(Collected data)
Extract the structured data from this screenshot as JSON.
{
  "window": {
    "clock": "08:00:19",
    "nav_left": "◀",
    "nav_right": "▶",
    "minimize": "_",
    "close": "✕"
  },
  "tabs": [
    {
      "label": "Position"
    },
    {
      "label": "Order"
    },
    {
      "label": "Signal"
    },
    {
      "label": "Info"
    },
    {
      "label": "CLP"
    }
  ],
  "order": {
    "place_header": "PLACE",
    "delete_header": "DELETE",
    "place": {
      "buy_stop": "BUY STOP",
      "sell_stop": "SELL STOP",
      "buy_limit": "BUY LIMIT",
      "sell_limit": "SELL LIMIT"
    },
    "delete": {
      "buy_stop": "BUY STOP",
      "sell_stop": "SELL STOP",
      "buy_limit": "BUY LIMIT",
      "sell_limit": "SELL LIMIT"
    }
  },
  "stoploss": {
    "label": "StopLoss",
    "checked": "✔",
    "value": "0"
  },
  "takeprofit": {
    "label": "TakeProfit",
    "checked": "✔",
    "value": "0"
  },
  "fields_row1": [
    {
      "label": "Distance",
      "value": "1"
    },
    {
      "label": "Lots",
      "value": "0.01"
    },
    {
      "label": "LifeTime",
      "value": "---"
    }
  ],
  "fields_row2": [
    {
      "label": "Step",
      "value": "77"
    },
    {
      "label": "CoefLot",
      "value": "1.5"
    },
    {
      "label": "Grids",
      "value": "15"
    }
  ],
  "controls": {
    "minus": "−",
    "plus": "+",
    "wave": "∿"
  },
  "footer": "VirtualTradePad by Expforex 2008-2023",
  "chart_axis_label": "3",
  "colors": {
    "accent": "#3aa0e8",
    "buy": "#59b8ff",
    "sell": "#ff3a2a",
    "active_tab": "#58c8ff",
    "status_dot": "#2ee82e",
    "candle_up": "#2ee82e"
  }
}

# Brief
Every record above should be copied exactly.

# Output
Extract the structured data from this screenshot as JSON.
{
  "window": {
    "clock": "08:00:19",
    "nav_left": "◀",
    "nav_right": "▶",
    "minimize": "_",
    "close": "✕"
  },
  "tabs": [
    {
      "label": "Position"
    },
    {
      "label": "Order"
    },
    {
      "label": "Signal"
    },
    {
      "label": "Info"
    },
    {
      "label": "CLP"
    }
  ],
  "order": {
    "place_header": "PLACE",
    "delete_header": "DELETE",
    "place": {
      "buy_stop": "BUY STOP",
      "sell_stop": "SELL STOP",
      "buy_limit": "BUY LIMIT",
      "sell_limit": "SELL LIMIT"
    },
    "delete": {
      "buy_stop": "BUY STOP",
      "sell_stop": "SELL STOP",
      "buy_limit": "BUY LIMIT",
      "sell_limit": "SELL LIMIT"
    }
  },
  "stoploss": {
    "label": "StopLoss",
    "checked": "✔",
    "value": "0"
  },
  "takeprofit": {
    "label": "TakeProfit",
    "checked": "✔",
    "value": "0"
  },
  "fields_row1": [
    {
      "label": "Distance",
      "value": "1"
    },
    {
      "label": "Lots",
      "value": "0.01"
    },
    {
      "label": "LifeTime",
      "value": "---"
    }
  ],
  "fields_row2": [
    {
      "label": "Step",
      "value": "77"
    },
    {
      "label": "CoefLot",
      "value": "1.5"
    },
    {
      "label": "Grids",
      "value": "15"
    }
  ],
  "controls": {
    "minus": "−",
    "plus": "+",
    "wave": "∿"
  },
  "footer": "VirtualTradePad by Expforex 2008-2023",
  "chart_axis_label": "3",
  "colors": {
    "accent": "#3aa0e8",
    "buy": "#59b8ff",
    "sell": "#ff3a2a",
    "active_tab": "#58c8ff",
    "status_dot": "#2ee82e",
    "candle_up": "#2ee82e"
  }
}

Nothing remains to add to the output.